Work instructions: State the number of lines with the string "label" in them, and nothing else.

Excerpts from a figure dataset
+---+

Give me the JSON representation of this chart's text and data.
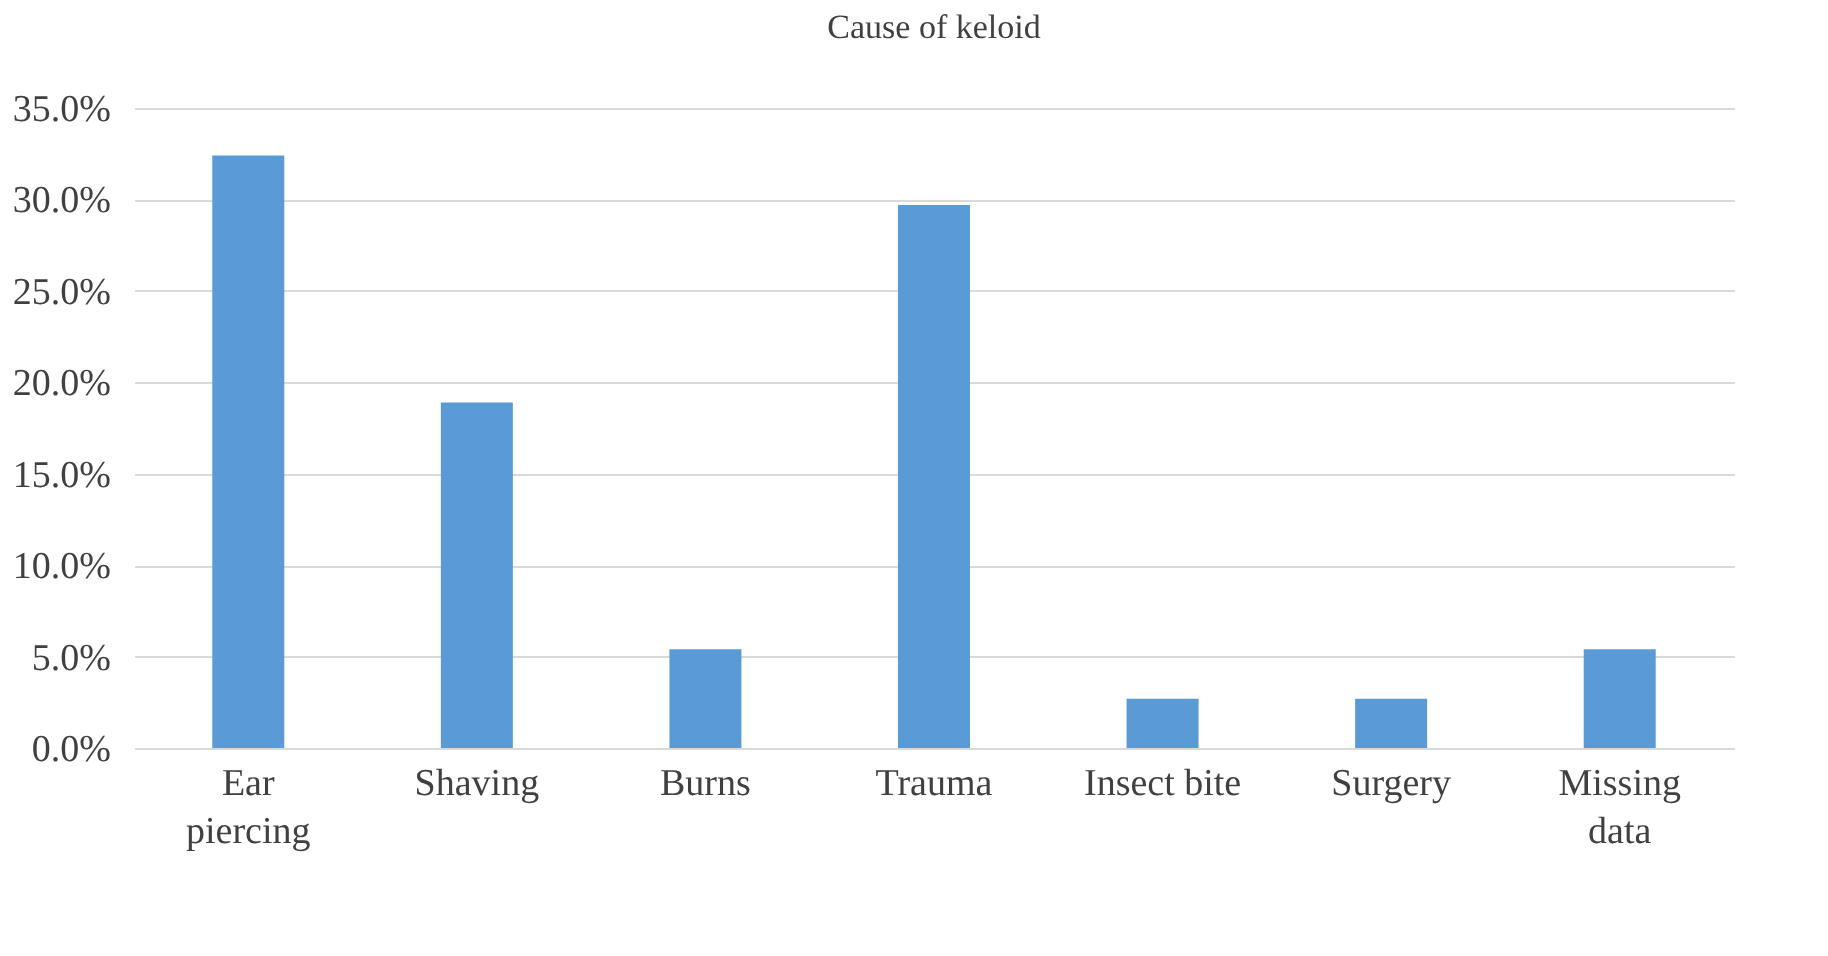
{
  "chart_data": {
    "type": "bar",
    "title": "Cause of keloid",
    "categories": [
      "Ear piercing",
      "Shaving",
      "Burns",
      "Trauma",
      "Insect bite",
      "Surgery",
      "Missing data"
    ],
    "values": [
      32.4,
      18.9,
      5.4,
      29.7,
      2.7,
      2.7,
      5.4
    ],
    "color": "#5b9bd5",
    "ylim": [
      0,
      35
    ],
    "yticks": [
      {
        "value": 0,
        "label": "0.0%"
      },
      {
        "value": 5,
        "label": "5.0%"
      },
      {
        "value": 10,
        "label": "10.0%"
      },
      {
        "value": 15,
        "label": "15.0%"
      },
      {
        "value": 20,
        "label": "20.0%"
      },
      {
        "value": 25,
        "label": "25.0%"
      },
      {
        "value": 30,
        "label": "30.0%"
      },
      {
        "value": 35,
        "label": "35.0%"
      }
    ],
    "grid": "y"
  }
}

+---+

Solution: 8